Challenge:
Each entry below is to be given again word for word, with no pictures.

[start of Supplied records]

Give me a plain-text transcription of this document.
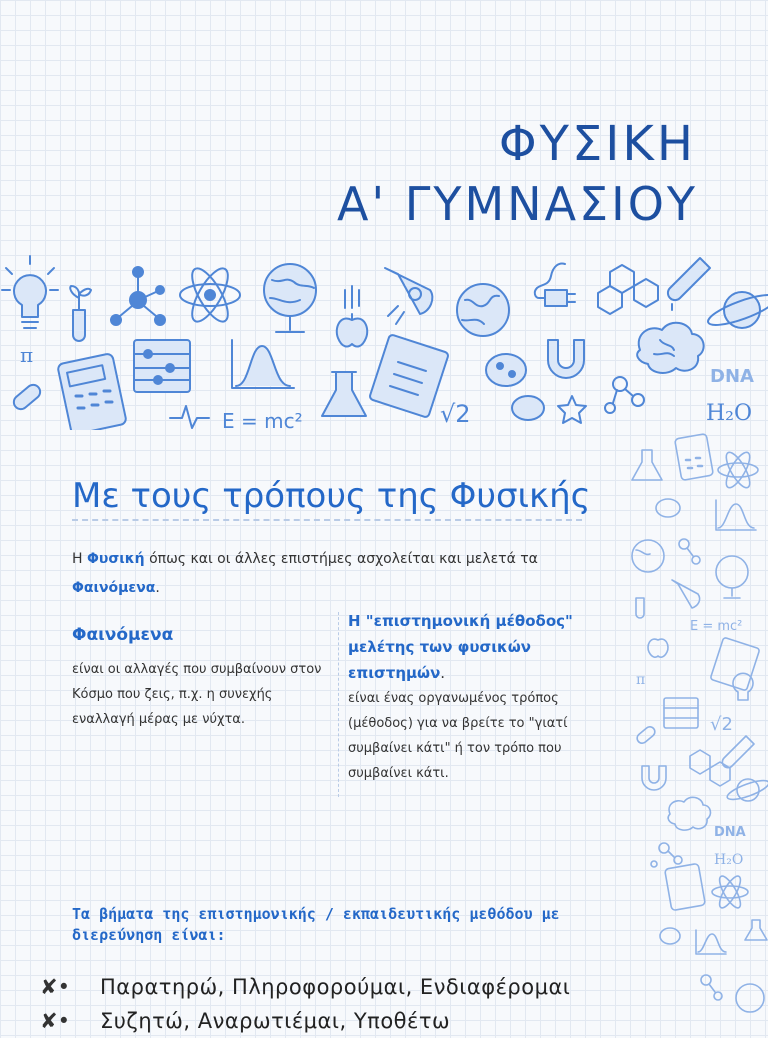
ΦΥΣΙΚΗ
Α' ΓΥΜΝΑΣΙΟΥ
π
E = mc²	√2	H₂O
DNA
E = mc²
π
√2
DNA
H₂O
Με τους τρόπους της Φυσικής
Η Φυσική όπως και οι άλλες επιστήμες ασχολείται και μελετά τα Φαινόμενα.
Φαινόμενα
είναι οι αλλαγές που συμβαίνουν στον Κόσμο που ζεις, π.χ. η συνεχής εναλλαγή μέρας με νύχτα.
Η "επιστημονική μέθοδος" μελέτης των φυσικών επιστημών.
είναι ένας οργανωμένος τρόπος (μέθοδος) για να βρείτε το "γιατί συμβαίνει κάτι" ή τον τρόπο που συμβαίνει κάτι.
Τα βήματα της επιστημονικής / εκπαιδευτικής μεθόδου με διερεύνηση είναι:
✘•	Παρατηρώ, Πληροφορούμαι, Ενδιαφέρομαι
✘•	Συζητώ, Αναρωτιέμαι, Υποθέτω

[end of Supplied records]

Answer to the task:
Give me a plain-text transcription of this document.
ΦΥΣΙΚΗ
Α' ΓΥΜΝΑΣΙΟΥ
π
E = mc²	√2	H₂O
DNA
E = mc²
π
√2
DNA
H₂O
Με τους τρόπους της Φυσικής
Η Φυσική όπως και οι άλλες επιστήμες ασχολείται και μελετά τα Φαινόμενα.
Φαινόμενα
είναι οι αλλαγές που συμβαίνουν στον Κόσμο που ζεις, π.χ. η συνεχής εναλλαγή μέρας με νύχτα.
Η "επιστημονική μέθοδος" μελέτης των φυσικών επιστημών.
είναι ένας οργανωμένος τρόπος (μέθοδος) για να βρείτε το "γιατί συμβαίνει κάτι" ή τον τρόπο που συμβαίνει κάτι.
Τα βήματα της επιστημονικής / εκπαιδευτικής μεθόδου με διερεύνηση είναι:
✘•	Παρατηρώ, Πληροφορούμαι, Ενδιαφέρομαι
✘•	Συζητώ, Αναρωτιέμαι, Υποθέτω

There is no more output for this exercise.